Each record must be reproduced exactly as it is shown.

(Dataset items)
= = = = =
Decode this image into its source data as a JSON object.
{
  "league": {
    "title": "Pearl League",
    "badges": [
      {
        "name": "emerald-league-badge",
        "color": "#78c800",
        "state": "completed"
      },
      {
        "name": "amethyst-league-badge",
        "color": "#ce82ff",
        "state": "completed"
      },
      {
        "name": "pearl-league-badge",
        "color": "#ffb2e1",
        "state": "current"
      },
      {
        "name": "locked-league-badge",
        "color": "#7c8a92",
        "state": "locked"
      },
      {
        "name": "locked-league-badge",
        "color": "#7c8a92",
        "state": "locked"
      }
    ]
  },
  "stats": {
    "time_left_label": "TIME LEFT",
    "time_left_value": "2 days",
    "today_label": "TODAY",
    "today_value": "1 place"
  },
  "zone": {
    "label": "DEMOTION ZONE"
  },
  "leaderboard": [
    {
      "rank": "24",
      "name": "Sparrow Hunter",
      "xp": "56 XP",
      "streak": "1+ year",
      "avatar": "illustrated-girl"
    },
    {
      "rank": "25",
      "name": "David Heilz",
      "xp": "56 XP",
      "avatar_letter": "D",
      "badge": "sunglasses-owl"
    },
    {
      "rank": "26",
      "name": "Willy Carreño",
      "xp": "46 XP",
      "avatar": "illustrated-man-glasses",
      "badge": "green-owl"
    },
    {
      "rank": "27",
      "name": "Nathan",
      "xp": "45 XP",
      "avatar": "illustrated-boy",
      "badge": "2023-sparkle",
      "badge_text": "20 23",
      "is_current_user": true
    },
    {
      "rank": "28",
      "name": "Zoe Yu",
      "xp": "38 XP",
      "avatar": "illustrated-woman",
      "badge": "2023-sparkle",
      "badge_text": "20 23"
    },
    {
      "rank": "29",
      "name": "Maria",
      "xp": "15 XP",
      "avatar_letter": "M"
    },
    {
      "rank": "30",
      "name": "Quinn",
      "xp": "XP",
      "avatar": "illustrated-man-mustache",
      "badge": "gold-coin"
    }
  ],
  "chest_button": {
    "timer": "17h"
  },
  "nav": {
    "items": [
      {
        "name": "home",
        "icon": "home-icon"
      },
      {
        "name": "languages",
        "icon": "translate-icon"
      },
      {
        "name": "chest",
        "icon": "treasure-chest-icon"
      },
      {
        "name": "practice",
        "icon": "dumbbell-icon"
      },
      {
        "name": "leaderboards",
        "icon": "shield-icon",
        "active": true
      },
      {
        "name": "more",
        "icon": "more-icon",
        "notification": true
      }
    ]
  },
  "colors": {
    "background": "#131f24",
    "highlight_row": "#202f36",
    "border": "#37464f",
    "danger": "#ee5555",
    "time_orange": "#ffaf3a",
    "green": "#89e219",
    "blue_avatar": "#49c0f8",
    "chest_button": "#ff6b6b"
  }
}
= = = = =
Answer to this problem -
Decode this image into its source data as a JSON object.
{
  "league": {
    "title": "Pearl League",
    "badges": [
      {
        "name": "emerald-league-badge",
        "color": "#78c800",
        "state": "completed"
      },
      {
        "name": "amethyst-league-badge",
        "color": "#ce82ff",
        "state": "completed"
      },
      {
        "name": "pearl-league-badge",
        "color": "#ffb2e1",
        "state": "current"
      },
      {
        "name": "locked-league-badge",
        "color": "#7c8a92",
        "state": "locked"
      },
      {
        "name": "locked-league-badge",
        "color": "#7c8a92",
        "state": "locked"
      }
    ]
  },
  "stats": {
    "time_left_label": "TIME LEFT",
    "time_left_value": "2 days",
    "today_label": "TODAY",
    "today_value": "1 place"
  },
  "zone": {
    "label": "DEMOTION ZONE"
  },
  "leaderboard": [
    {
      "rank": "24",
      "name": "Sparrow Hunter",
      "xp": "56 XP",
      "streak": "1+ year",
      "avatar": "illustrated-girl"
    },
    {
      "rank": "25",
      "name": "David Heilz",
      "xp": "56 XP",
      "avatar_letter": "D",
      "badge": "sunglasses-owl"
    },
    {
      "rank": "26",
      "name": "Willy Carreño",
      "xp": "46 XP",
      "avatar": "illustrated-man-glasses",
      "badge": "green-owl"
    },
    {
      "rank": "27",
      "name": "Nathan",
      "xp": "45 XP",
      "avatar": "illustrated-boy",
      "badge": "2023-sparkle",
      "badge_text": "20 23",
      "is_current_user": true
    },
    {
      "rank": "28",
      "name": "Zoe Yu",
      "xp": "38 XP",
      "avatar": "illustrated-woman",
      "badge": "2023-sparkle",
      "badge_text": "20 23"
    },
    {
      "rank": "29",
      "name": "Maria",
      "xp": "15 XP",
      "avatar_letter": "M"
    },
    {
      "rank": "30",
      "name": "Quinn",
      "xp": "XP",
      "avatar": "illustrated-man-mustache",
      "badge": "gold-coin"
    }
  ],
  "chest_button": {
    "timer": "17h"
  },
  "nav": {
    "items": [
      {
        "name": "home",
        "icon": "home-icon"
      },
      {
        "name": "languages",
        "icon": "translate-icon"
      },
      {
        "name": "chest",
        "icon": "treasure-chest-icon"
      },
      {
        "name": "practice",
        "icon": "dumbbell-icon"
      },
      {
        "name": "leaderboards",
        "icon": "shield-icon",
        "active": true
      },
      {
        "name": "more",
        "icon": "more-icon",
        "notification": true
      }
    ]
  },
  "colors": {
    "background": "#131f24",
    "highlight_row": "#202f36",
    "border": "#37464f",
    "danger": "#ee5555",
    "time_orange": "#ffaf3a",
    "green": "#89e219",
    "blue_avatar": "#49c0f8",
    "chest_button": "#ff6b6b"
  }
}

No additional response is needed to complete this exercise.